** Start of DATA SECTION **
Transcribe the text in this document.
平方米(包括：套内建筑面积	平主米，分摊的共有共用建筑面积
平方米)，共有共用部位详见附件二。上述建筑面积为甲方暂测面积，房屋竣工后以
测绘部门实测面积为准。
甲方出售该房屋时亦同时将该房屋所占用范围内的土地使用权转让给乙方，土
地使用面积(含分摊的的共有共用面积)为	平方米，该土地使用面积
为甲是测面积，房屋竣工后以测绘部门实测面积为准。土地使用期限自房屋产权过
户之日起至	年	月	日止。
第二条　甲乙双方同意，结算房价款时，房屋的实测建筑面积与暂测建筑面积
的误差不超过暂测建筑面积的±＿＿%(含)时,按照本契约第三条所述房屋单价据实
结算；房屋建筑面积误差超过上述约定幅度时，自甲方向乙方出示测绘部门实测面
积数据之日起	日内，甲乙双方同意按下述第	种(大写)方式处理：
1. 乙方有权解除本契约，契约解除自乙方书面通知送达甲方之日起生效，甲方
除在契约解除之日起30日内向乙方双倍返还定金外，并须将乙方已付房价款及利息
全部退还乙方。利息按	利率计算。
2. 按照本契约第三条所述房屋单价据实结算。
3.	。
** End of DATA SECTION **
* **THE REQUEST**
Write every record out again, unaltered.

* **RESULT BELOW**
Transcribe the text in this document.
平方米(包括：套内建筑面积	平主米，分摊的共有共用建筑面积
平方米)，共有共用部位详见附件二。上述建筑面积为甲方暂测面积，房屋竣工后以
测绘部门实测面积为准。
甲方出售该房屋时亦同时将该房屋所占用范围内的土地使用权转让给乙方，土
地使用面积(含分摊的的共有共用面积)为	平方米，该土地使用面积
为甲是测面积，房屋竣工后以测绘部门实测面积为准。土地使用期限自房屋产权过
户之日起至	年	月	日止。
第二条　甲乙双方同意，结算房价款时，房屋的实测建筑面积与暂测建筑面积
的误差不超过暂测建筑面积的±＿＿%(含)时,按照本契约第三条所述房屋单价据实
结算；房屋建筑面积误差超过上述约定幅度时，自甲方向乙方出示测绘部门实测面
积数据之日起	日内，甲乙双方同意按下述第	种(大写)方式处理：
1. 乙方有权解除本契约，契约解除自乙方书面通知送达甲方之日起生效，甲方
除在契约解除之日起30日内向乙方双倍返还定金外，并须将乙方已付房价款及利息
全部退还乙方。利息按	利率计算。
2. 按照本契约第三条所述房屋单价据实结算。
3.	。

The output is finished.